** BEGIN Record extracts **
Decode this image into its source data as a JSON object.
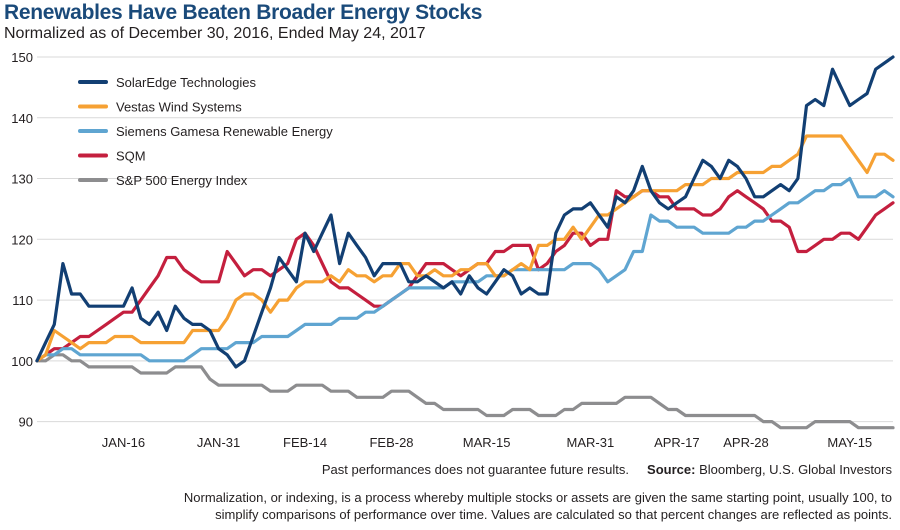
{
  "chart_data": {
    "type": "line",
    "title": "Renewables Have Beaten Broader Energy Stocks",
    "subtitle": "Normalized as of December 30, 2016, Ended May 24, 2017",
    "ylim": [
      85,
      150
    ],
    "yticks": [
      90,
      100,
      110,
      120,
      130,
      140,
      150
    ],
    "xticks": [
      {
        "label": "JAN-16",
        "index": 10
      },
      {
        "label": "JAN-31",
        "index": 21
      },
      {
        "label": "FEB-14",
        "index": 31
      },
      {
        "label": "FEB-28",
        "index": 41
      },
      {
        "label": "MAR-15",
        "index": 52
      },
      {
        "label": "MAR-31",
        "index": 64
      },
      {
        "label": "APR-17",
        "index": 74
      },
      {
        "label": "APR-28",
        "index": 82
      },
      {
        "label": "MAY-15",
        "index": 94
      }
    ],
    "n_points": 100,
    "legend_position": "top-left",
    "series": [
      {
        "name": "SolarEdge Technologies",
        "color": "#123f73",
        "values": [
          100,
          103,
          106,
          116,
          111,
          111,
          109,
          109,
          109,
          109,
          109,
          112,
          107,
          106,
          108,
          105,
          109,
          107,
          106,
          106,
          105,
          102,
          101,
          99,
          100,
          104,
          108,
          112,
          117,
          115,
          113,
          121,
          118,
          121,
          124,
          116,
          121,
          119,
          117,
          114,
          116,
          116,
          116,
          113,
          113,
          114,
          113,
          112,
          113,
          111,
          114,
          112,
          111,
          113,
          115,
          114,
          111,
          112,
          111,
          111,
          121,
          124,
          125,
          125,
          126,
          124,
          122,
          127,
          126,
          128,
          132,
          128,
          126,
          125,
          126,
          127,
          130,
          133,
          132,
          130,
          133,
          132,
          130,
          127,
          127,
          128,
          129,
          128,
          130,
          142,
          143,
          142,
          148,
          145,
          142,
          143,
          144,
          148,
          149,
          150
        ]
      },
      {
        "name": "Vestas Wind Systems",
        "color": "#f6a133",
        "values": [
          100,
          101,
          105,
          104,
          103,
          102,
          103,
          103,
          103,
          104,
          104,
          104,
          103,
          103,
          103,
          103,
          103,
          103,
          105,
          105,
          105,
          105,
          107,
          110,
          111,
          111,
          110,
          108,
          110,
          110,
          112,
          113,
          113,
          113,
          114,
          113,
          115,
          114,
          114,
          113,
          114,
          114,
          116,
          116,
          114,
          114,
          115,
          114,
          114,
          115,
          115,
          116,
          116,
          114,
          114,
          115,
          116,
          115,
          119,
          119,
          120,
          120,
          122,
          120,
          122,
          124,
          124,
          125,
          126,
          127,
          128,
          128,
          128,
          128,
          128,
          129,
          129,
          129,
          130,
          130,
          130,
          131,
          131,
          131,
          131,
          132,
          132,
          133,
          134,
          137,
          137,
          137,
          137,
          137,
          135,
          133,
          131,
          134,
          134,
          133
        ]
      },
      {
        "name": "Siemens Gamesa Renewable Energy",
        "color": "#5fa5d1",
        "values": [
          100,
          101,
          101,
          102,
          102,
          101,
          101,
          101,
          101,
          101,
          101,
          101,
          101,
          100,
          100,
          100,
          100,
          100,
          101,
          102,
          102,
          102,
          102,
          103,
          103,
          103,
          104,
          104,
          104,
          104,
          105,
          106,
          106,
          106,
          106,
          107,
          107,
          107,
          108,
          108,
          109,
          110,
          111,
          112,
          112,
          112,
          112,
          112,
          113,
          113,
          113,
          113,
          114,
          114,
          114,
          115,
          115,
          115,
          115,
          115,
          115,
          115,
          116,
          116,
          116,
          115,
          113,
          114,
          115,
          118,
          118,
          124,
          123,
          123,
          122,
          122,
          122,
          121,
          121,
          121,
          121,
          122,
          122,
          123,
          123,
          124,
          125,
          126,
          126,
          127,
          128,
          128,
          129,
          129,
          130,
          127,
          127,
          127,
          128,
          127
        ]
      },
      {
        "name": "SQM",
        "color": "#c41f3e",
        "values": [
          100,
          101,
          102,
          102,
          103,
          104,
          104,
          105,
          106,
          107,
          108,
          108,
          110,
          112,
          114,
          117,
          117,
          115,
          114,
          113,
          113,
          113,
          118,
          116,
          114,
          115,
          115,
          114,
          115,
          116,
          120,
          121,
          119,
          116,
          113,
          112,
          112,
          111,
          110,
          109,
          109,
          110,
          111,
          112,
          114,
          116,
          116,
          116,
          115,
          114,
          115,
          116,
          116,
          118,
          118,
          119,
          119,
          119,
          115,
          116,
          118,
          119,
          121,
          121,
          119,
          120,
          120,
          128,
          127,
          127,
          128,
          128,
          127,
          127,
          125,
          125,
          125,
          124,
          124,
          125,
          127,
          128,
          127,
          126,
          125,
          123,
          123,
          122,
          118,
          118,
          119,
          120,
          120,
          121,
          121,
          120,
          122,
          124,
          125,
          126
        ]
      },
      {
        "name": "S&P 500 Energy Index",
        "color": "#8d8d8f",
        "values": [
          100,
          100,
          101,
          101,
          100,
          100,
          99,
          99,
          99,
          99,
          99,
          99,
          98,
          98,
          98,
          98,
          99,
          99,
          99,
          99,
          97,
          96,
          96,
          96,
          96,
          96,
          96,
          95,
          95,
          95,
          96,
          96,
          96,
          96,
          95,
          95,
          95,
          94,
          94,
          94,
          94,
          95,
          95,
          95,
          94,
          93,
          93,
          92,
          92,
          92,
          92,
          92,
          91,
          91,
          91,
          92,
          92,
          92,
          91,
          91,
          91,
          92,
          92,
          93,
          93,
          93,
          93,
          93,
          94,
          94,
          94,
          94,
          93,
          92,
          92,
          91,
          91,
          91,
          91,
          91,
          91,
          91,
          91,
          91,
          90,
          90,
          89,
          89,
          89,
          89,
          90,
          90,
          90,
          90,
          90,
          89,
          89,
          89,
          89,
          89
        ]
      }
    ]
  },
  "footer": {
    "disclaimer": "Past performances does not guarantee future results.",
    "source_label": "Source:",
    "source_text": "Bloomberg, U.S. Global Investors",
    "note_line1": "Normalization, or indexing, is a process whereby multiple stocks or assets are given the same starting point, usually 100, to",
    "note_line2": "simplify comparisons of performance over time. Values are calculated so that percent changes are reflected as points."
  }
}
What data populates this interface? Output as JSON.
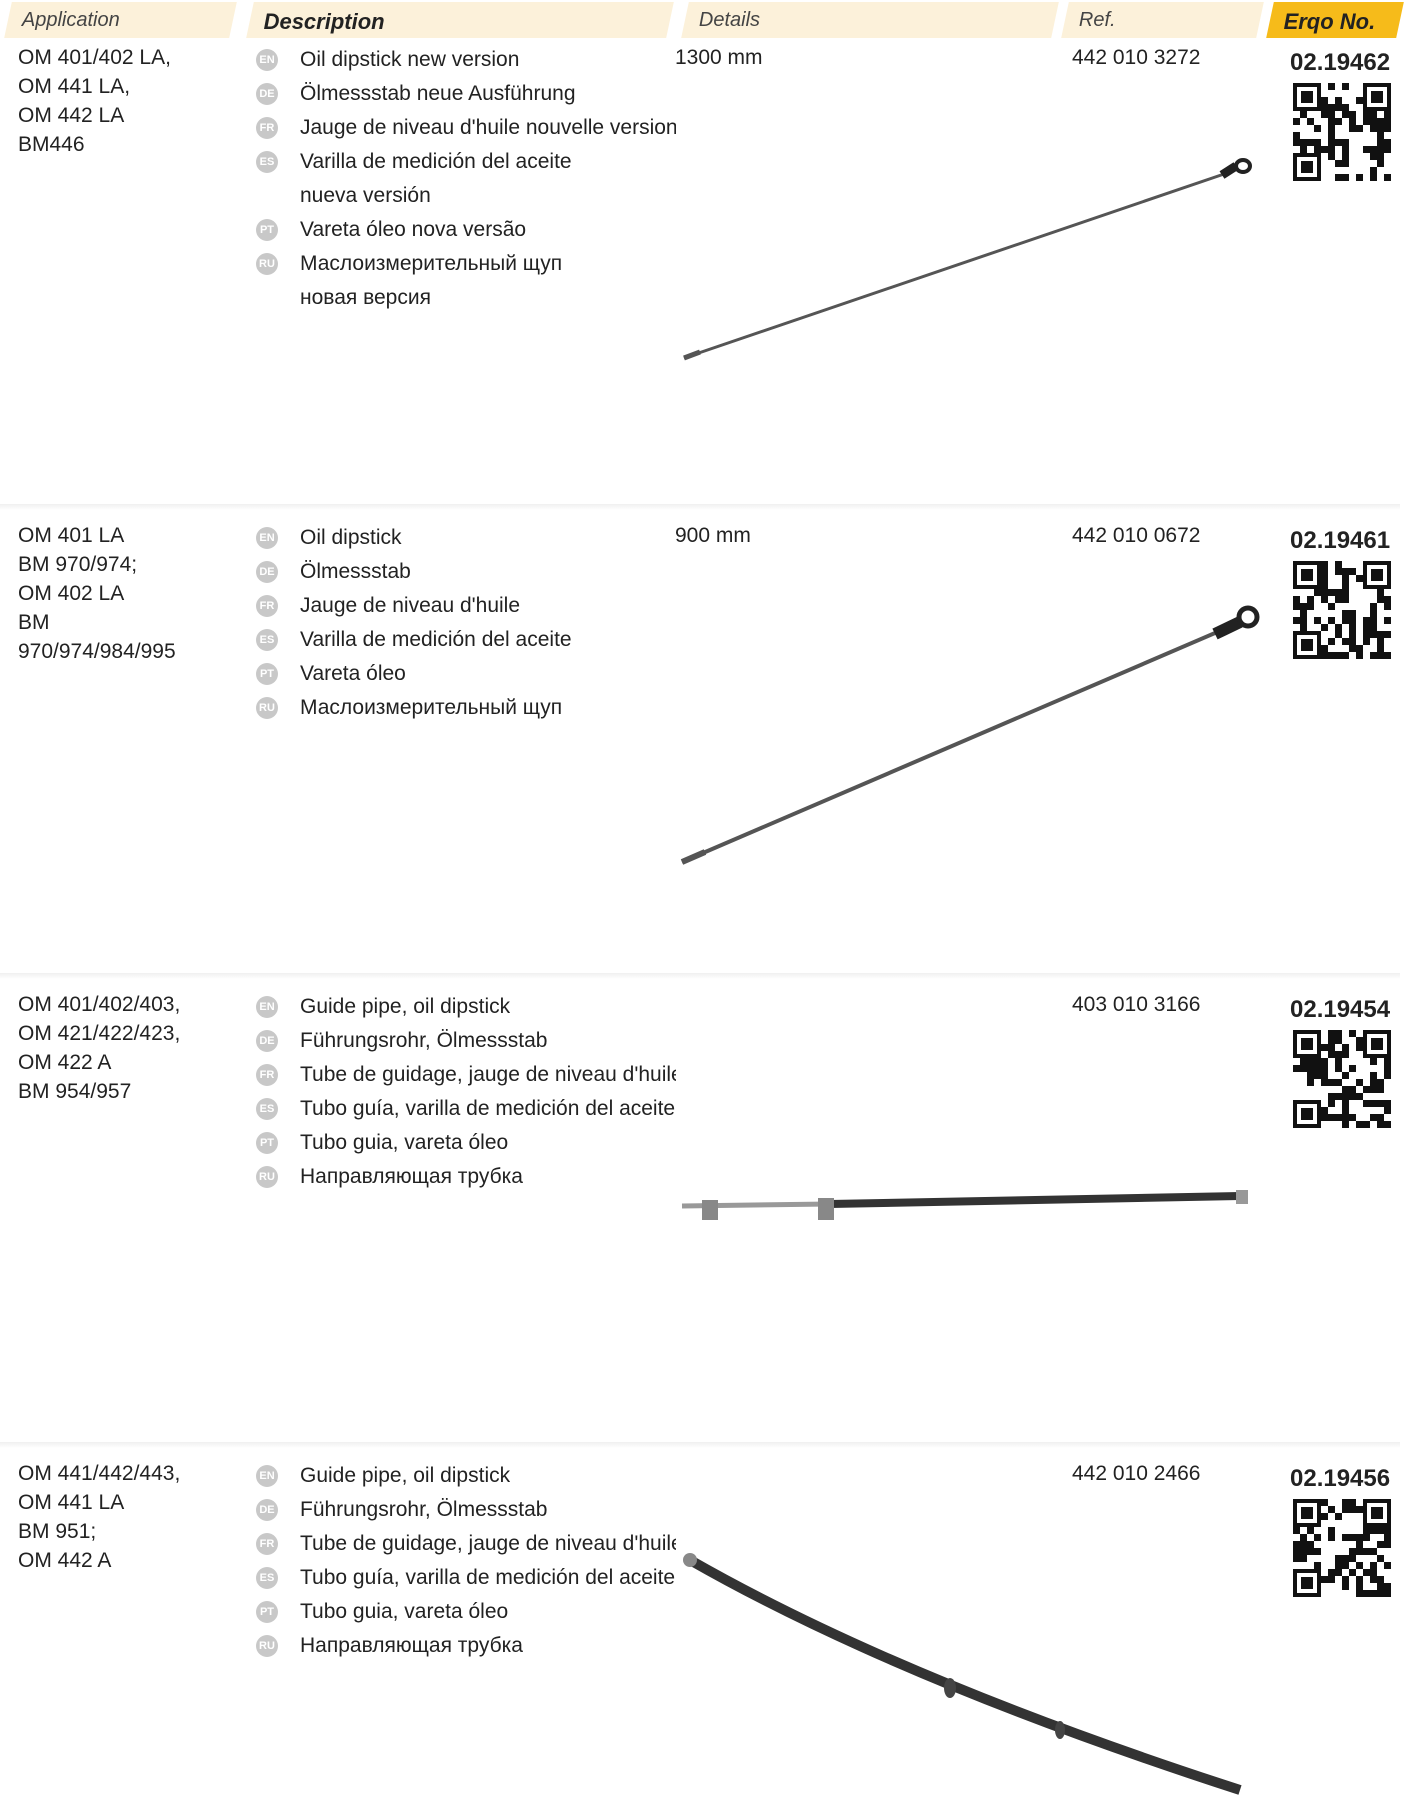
{
  "header": {
    "columns": [
      "Application",
      "Description",
      "Details",
      "Ref.",
      "Erqo No."
    ]
  },
  "products": [
    {
      "application": [
        "OM 401/402 LA,",
        "OM 441 LA,",
        "OM 442 LA",
        "BM446"
      ],
      "descriptions": [
        {
          "lang": "EN",
          "lines": [
            "Oil dipstick new version"
          ]
        },
        {
          "lang": "DE",
          "lines": [
            "Ölmessstab neue Ausführung"
          ]
        },
        {
          "lang": "FR",
          "lines": [
            "Jauge de niveau d'huile nouvelle version"
          ]
        },
        {
          "lang": "ES",
          "lines": [
            "Varilla de medición del aceite",
            "nueva versión"
          ]
        },
        {
          "lang": "PT",
          "lines": [
            "Vareta óleo nova versão"
          ]
        },
        {
          "lang": "RU",
          "lines": [
            "Маслоизмерительный щуп",
            "новая версия"
          ]
        }
      ],
      "details": "1300 mm",
      "ref": "442 010 3272",
      "erqo_no": "02.19462"
    },
    {
      "application": [
        "OM 401 LA",
        "BM 970/974;",
        "OM 402 LA",
        "BM",
        "970/974/984/995"
      ],
      "descriptions": [
        {
          "lang": "EN",
          "lines": [
            "Oil dipstick"
          ]
        },
        {
          "lang": "DE",
          "lines": [
            "Ölmessstab"
          ]
        },
        {
          "lang": "FR",
          "lines": [
            "Jauge de niveau d'huile"
          ]
        },
        {
          "lang": "ES",
          "lines": [
            "Varilla de medición del aceite"
          ]
        },
        {
          "lang": "PT",
          "lines": [
            "Vareta óleo"
          ]
        },
        {
          "lang": "RU",
          "lines": [
            "Маслоизмерительный щуп"
          ]
        }
      ],
      "details": "900 mm",
      "ref": "442 010 0672",
      "erqo_no": "02.19461"
    },
    {
      "application": [
        "OM 401/402/403,",
        "OM 421/422/423,",
        "OM 422 A",
        "BM 954/957"
      ],
      "descriptions": [
        {
          "lang": "EN",
          "lines": [
            "Guide pipe, oil dipstick"
          ]
        },
        {
          "lang": "DE",
          "lines": [
            "Führungsrohr, Ölmessstab"
          ]
        },
        {
          "lang": "FR",
          "lines": [
            "Tube de guidage, jauge de niveau d'huile"
          ]
        },
        {
          "lang": "ES",
          "lines": [
            "Tubo guía, varilla de medición del aceite"
          ]
        },
        {
          "lang": "PT",
          "lines": [
            "Tubo guia, vareta óleo"
          ]
        },
        {
          "lang": "RU",
          "lines": [
            "Направляющая трубка"
          ]
        }
      ],
      "ref": "403 010 3166",
      "erqo_no": "02.19454"
    },
    {
      "application": [
        "OM 441/442/443,",
        "OM 441 LA",
        "BM 951;",
        "OM 442 A"
      ],
      "descriptions": [
        {
          "lang": "EN",
          "lines": [
            "Guide pipe, oil dipstick"
          ]
        },
        {
          "lang": "DE",
          "lines": [
            "Führungsrohr, Ölmessstab"
          ]
        },
        {
          "lang": "FR",
          "lines": [
            "Tube de guidage, jauge de niveau d'huile"
          ]
        },
        {
          "lang": "ES",
          "lines": [
            "Tubo guía, varilla de medición del aceite"
          ]
        },
        {
          "lang": "PT",
          "lines": [
            "Tubo guia, vareta óleo"
          ]
        },
        {
          "lang": "RU",
          "lines": [
            "Направляющая трубка"
          ]
        }
      ],
      "ref": "442 010 2466",
      "erqo_no": "02.19456"
    }
  ]
}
** END Record extracts **
Reproduce each line from the records that contains the word "name".

        "name": "SolarEdge Technologies",
        "name": "Vestas Wind Systems",
        "name": "Siemens Gamesa Renewable Energy",
        "name": "SQM",
        "name": "S&P 500 Energy Index",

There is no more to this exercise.